> **Given problem**
Each line that holds the word "this" is to be identified and copied.

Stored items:
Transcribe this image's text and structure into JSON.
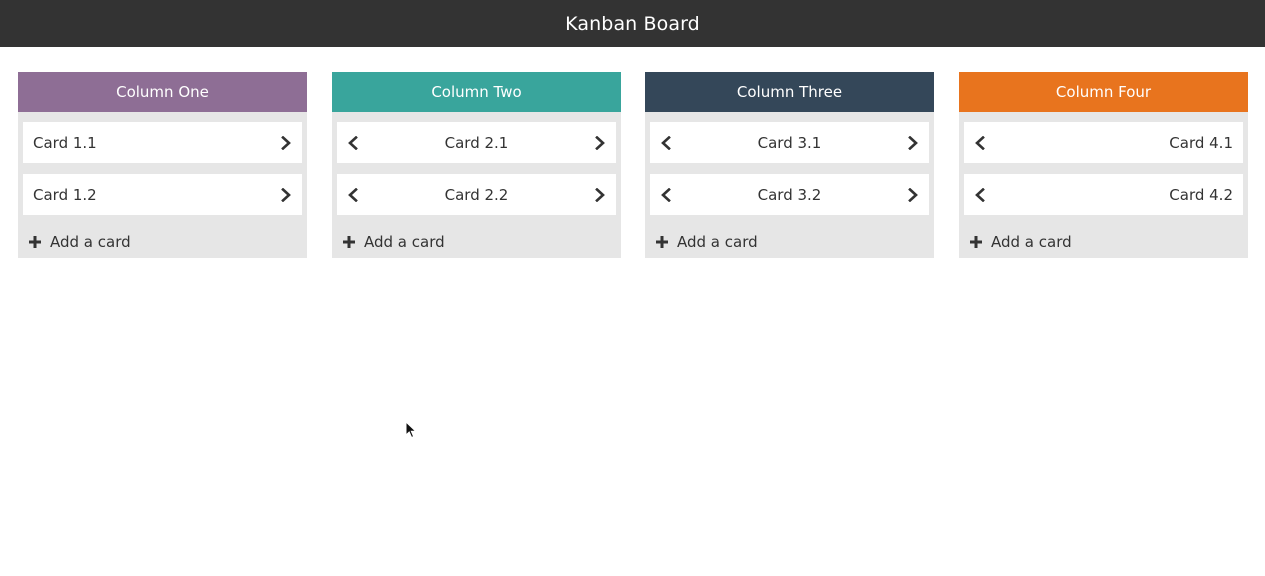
{
  "app": {
    "title": "Kanban Board"
  },
  "columns": [
    {
      "title": "Column One",
      "color": "#8e6e95",
      "cards": [
        {
          "label": "Card 1.1"
        },
        {
          "label": "Card 1.2"
        }
      ],
      "add_label": "Add a card"
    },
    {
      "title": "Column Two",
      "color": "#39a59c",
      "cards": [
        {
          "label": "Card 2.1"
        },
        {
          "label": "Card 2.2"
        }
      ],
      "add_label": "Add a card"
    },
    {
      "title": "Column Three",
      "color": "#344759",
      "cards": [
        {
          "label": "Card 3.1"
        },
        {
          "label": "Card 3.2"
        }
      ],
      "add_label": "Add a card"
    },
    {
      "title": "Column Four",
      "color": "#e8741e",
      "cards": [
        {
          "label": "Card 4.1"
        },
        {
          "label": "Card 4.2"
        }
      ],
      "add_label": "Add a card"
    }
  ],
  "icons": {
    "move_left": "chevron-left-icon",
    "move_right": "chevron-right-icon",
    "add": "plus-icon",
    "pointer": "mouse-cursor-icon"
  },
  "colors": {
    "topbar": "#333333",
    "column_bg": "#e6e6e6",
    "card_bg": "#ffffff"
  }
}
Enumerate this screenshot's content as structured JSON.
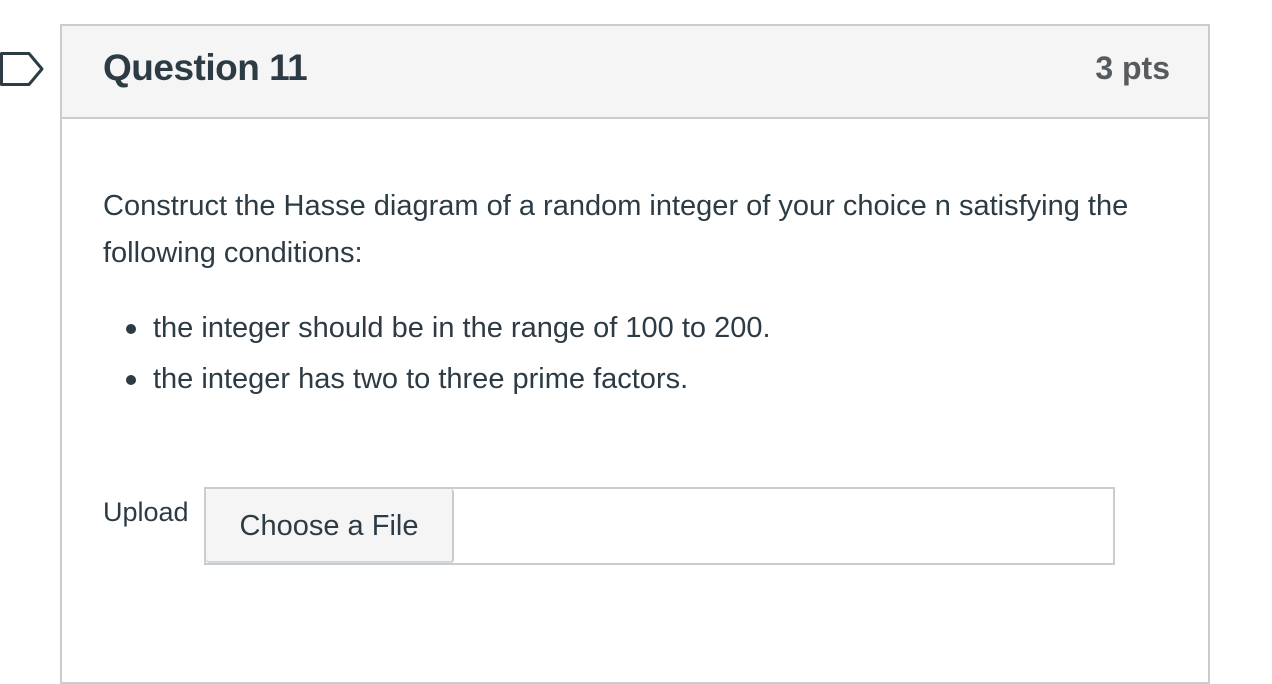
{
  "question": {
    "title": "Question 11",
    "points": "3 pts",
    "prompt": "Construct the Hasse diagram of a random integer of your choice n satisfying the following conditions:",
    "conditions": [
      "the integer should be in the range of 100 to 200.",
      "the integer has two to three prime factors."
    ]
  },
  "upload": {
    "label": "Upload",
    "button_label": "Choose a File"
  },
  "icons": {
    "flag": "flag-question-icon"
  },
  "colors": {
    "text": "#2d3b45",
    "points": "#565b5f",
    "border": "#c7cdd1",
    "header_bg": "#f5f5f5"
  }
}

> **Complete response**
Transcribe this image's text and structure into JSON.
Enumerate this screenshot's content as structured JSON.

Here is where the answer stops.